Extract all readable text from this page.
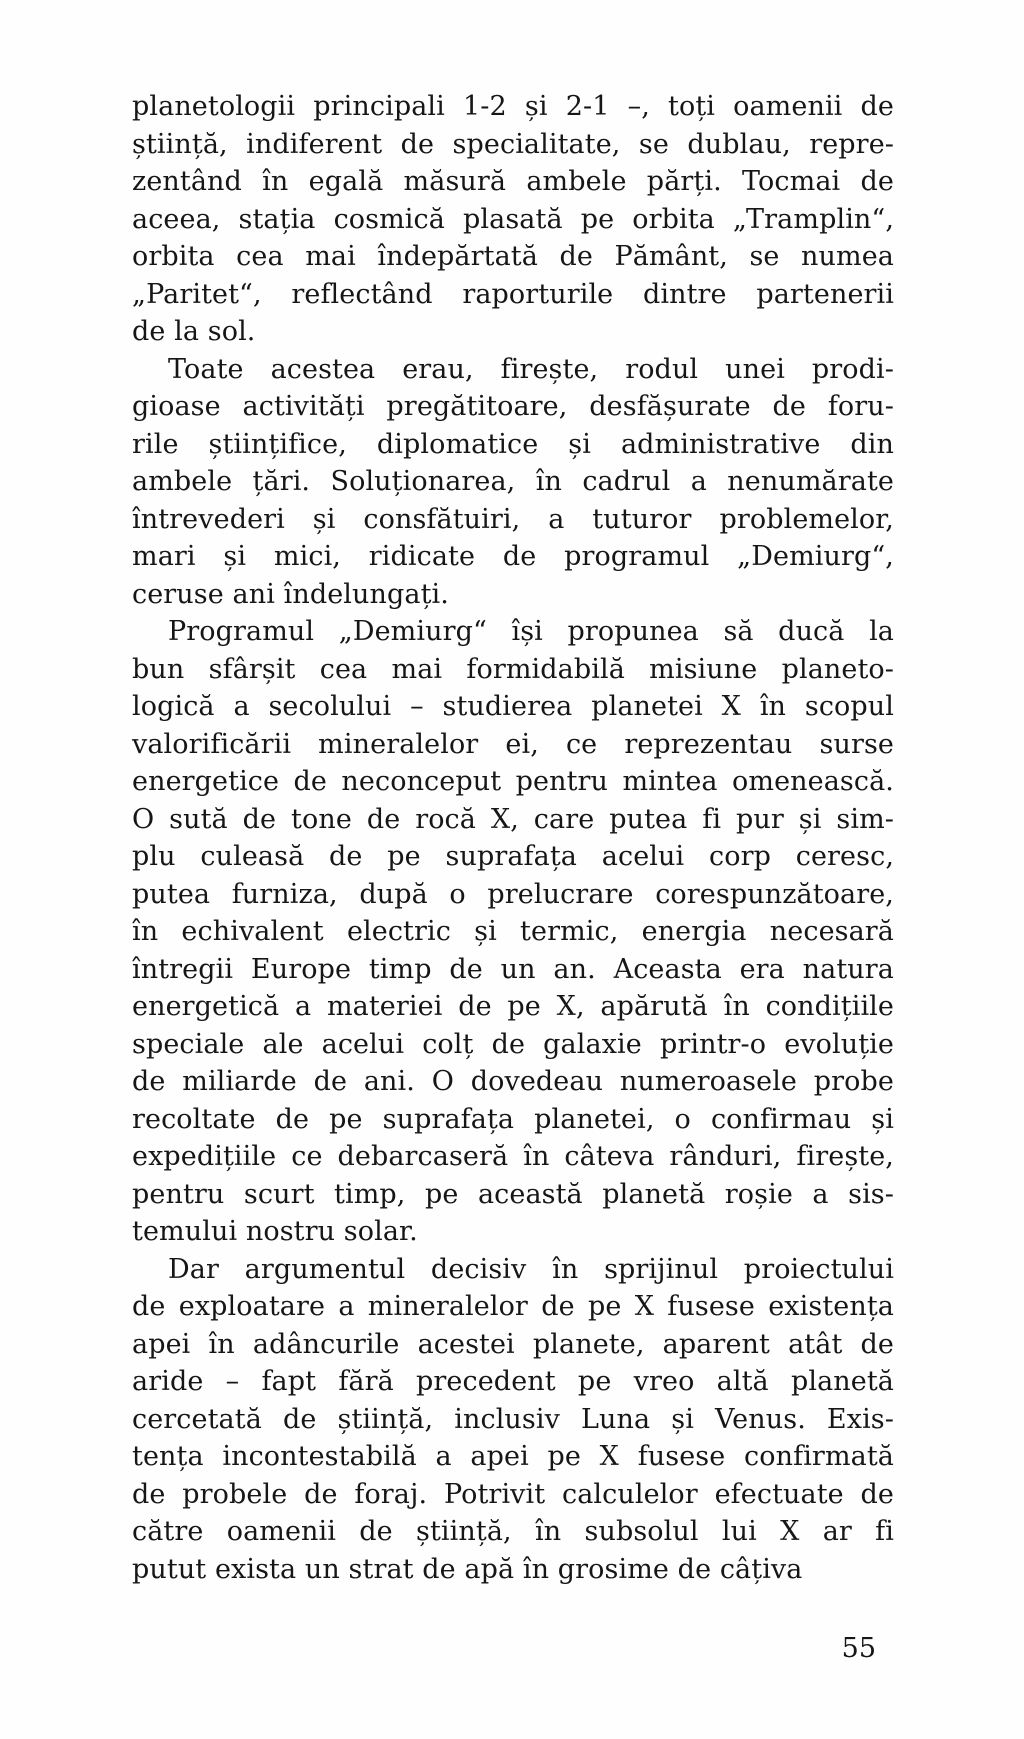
planetologii principali 1-2 și 2-1 –, toți oamenii de
știință, indiferent de specialitate, se dublau, repre-
zentând în egală măsură ambele părți. Tocmai de
aceea, stația cosmică plasată pe orbita „Tramplin“,
orbita cea mai îndepărtată de Pământ, se numea
„Paritet“, reflectând raporturile dintre partenerii
de la sol.
Toate acestea erau, firește, rodul unei prodi-
gioase activități pregătitoare, desfășurate de foru-
rile științifice, diplomatice și administrative din
ambele țări. Soluționarea, în cadrul a nenumărate
întrevederi și consfătuiri, a tuturor problemelor,
mari și mici, ridicate de programul „Demiurg“,
ceruse ani îndelungați.
Programul „Demiurg“ își propunea să ducă la
bun sfârșit cea mai formidabilă misiune planeto-
logică a secolului – studierea planetei X în scopul
valorificării mineralelor ei, ce reprezentau surse
energetice de neconceput pentru mintea omenească.
O sută de tone de rocă X, care putea fi pur și sim-
plu culeasă de pe suprafața acelui corp ceresc,
putea furniza, după o prelucrare corespunzătoare,
în echivalent electric și termic, energia necesară
întregii Europe timp de un an. Aceasta era natura
energetică a materiei de pe X, apărută în condițiile
speciale ale acelui colț de galaxie printr-o evoluție
de miliarde de ani. O dovedeau numeroasele probe
recoltate de pe suprafața planetei, o confirmau și
expedițiile ce debarcaseră în câteva rânduri, firește,
pentru scurt timp, pe această planetă roșie a sis-
temului nostru solar.
Dar argumentul decisiv în sprijinul proiectului
de exploatare a mineralelor de pe X fusese existența
apei în adâncurile acestei planete, aparent atât de
aride – fapt fără precedent pe vreo altă planetă
cercetată de știință, inclusiv Luna și Venus. Exis-
tența incontestabilă a apei pe X fusese confirmată
de probele de foraj. Potrivit calculelor efectuate de
către oamenii de știință, în subsolul lui X ar fi
putut exista un strat de apă în grosime de câțiva
55
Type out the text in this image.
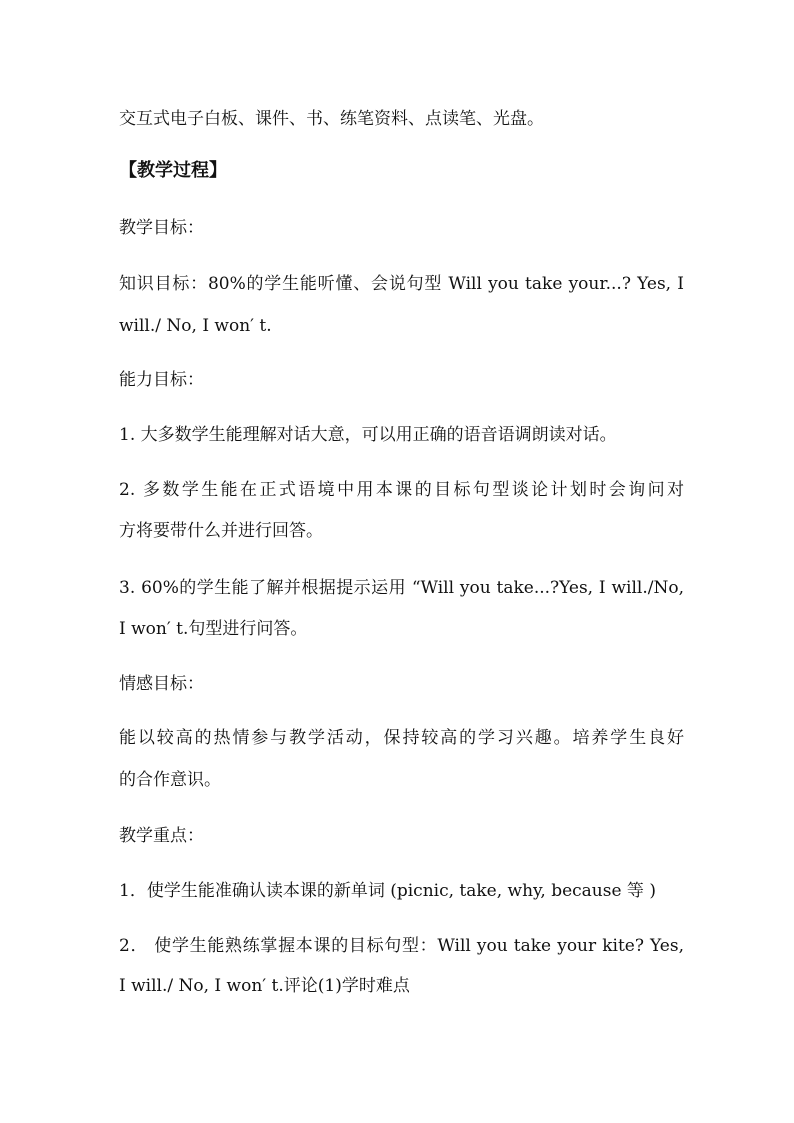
交互式电子白板、课件、书、练笔资料、点读笔、光盘。
【教学过程】
教学目标：
知识目标：80%的学生能听懂、会说句型 Will you take your...? Yes, I
will./ No, I won′ t.
能力目标：
1. 大多数学生能理解对话大意，可以用正确的语音语调朗读对话。
2. 多数学生能在正式语境中用本课的目标句型谈论计划时会询问对
方将要带什么并进行回答。
3. 60%的学生能了解并根据提示运用 “Will you take...?Yes, I will./No,
I won′ t.句型进行问答。
情感目标：
能以较高的热情参与教学活动，保持较高的学习兴趣。培养学生良好
的合作意识。
教学重点：
1．使学生能准确认读本课的新单词 (picnic, take, why, because 等 )
2． 使学生能熟练掌握本课的目标句型：Will you take your kite? Yes,
I will./ No, I won′ t.评论(1)学时难点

| Requirements |
Leave out the pictures and copy everything else in the records word for word.

| Finished task |
Extract all readable text from this page.
planetologii principali 1-2 și 2-1 –, toți oamenii de
știință, indiferent de specialitate, se dublau, repre-
zentând în egală măsură ambele părți. Tocmai de
aceea, stația cosmică plasată pe orbita „Tramplin“,
orbita cea mai îndepărtată de Pământ, se numea
„Paritet“, reflectând raporturile dintre partenerii
de la sol.
Toate acestea erau, firește, rodul unei prodi-
gioase activități pregătitoare, desfășurate de foru-
rile științifice, diplomatice și administrative din
ambele țări. Soluționarea, în cadrul a nenumărate
întrevederi și consfătuiri, a tuturor problemelor,
mari și mici, ridicate de programul „Demiurg“,
ceruse ani îndelungați.
Programul „Demiurg“ își propunea să ducă la
bun sfârșit cea mai formidabilă misiune planeto-
logică a secolului – studierea planetei X în scopul
valorificării mineralelor ei, ce reprezentau surse
energetice de neconceput pentru mintea omenească.
O sută de tone de rocă X, care putea fi pur și sim-
plu culeasă de pe suprafața acelui corp ceresc,
putea furniza, după o prelucrare corespunzătoare,
în echivalent electric și termic, energia necesară
întregii Europe timp de un an. Aceasta era natura
energetică a materiei de pe X, apărută în condițiile
speciale ale acelui colț de galaxie printr-o evoluție
de miliarde de ani. O dovedeau numeroasele probe
recoltate de pe suprafața planetei, o confirmau și
expedițiile ce debarcaseră în câteva rânduri, firește,
pentru scurt timp, pe această planetă roșie a sis-
temului nostru solar.
Dar argumentul decisiv în sprijinul proiectului
de exploatare a mineralelor de pe X fusese existența
apei în adâncurile acestei planete, aparent atât de
aride – fapt fără precedent pe vreo altă planetă
cercetată de știință, inclusiv Luna și Venus. Exis-
tența incontestabilă a apei pe X fusese confirmată
de probele de foraj. Potrivit calculelor efectuate de
către oamenii de știință, în subsolul lui X ar fi
putut exista un strat de apă în grosime de câțiva
55
Type out the text in this image.
交互式电子白板、课件、书、练笔资料、点读笔、光盘。
【教学过程】
教学目标：
知识目标：80%的学生能听懂、会说句型 Will you take your...? Yes, I
will./ No, I won′ t.
能力目标：
1. 大多数学生能理解对话大意，可以用正确的语音语调朗读对话。
2. 多数学生能在正式语境中用本课的目标句型谈论计划时会询问对
方将要带什么并进行回答。
3. 60%的学生能了解并根据提示运用 “Will you take...?Yes, I will./No,
I won′ t.句型进行问答。
情感目标：
能以较高的热情参与教学活动，保持较高的学习兴趣。培养学生良好
的合作意识。
教学重点：
1．使学生能准确认读本课的新单词 (picnic, take, why, because 等 )
2． 使学生能熟练掌握本课的目标句型：Will you take your kite? Yes,
I will./ No, I won′ t.评论(1)学时难点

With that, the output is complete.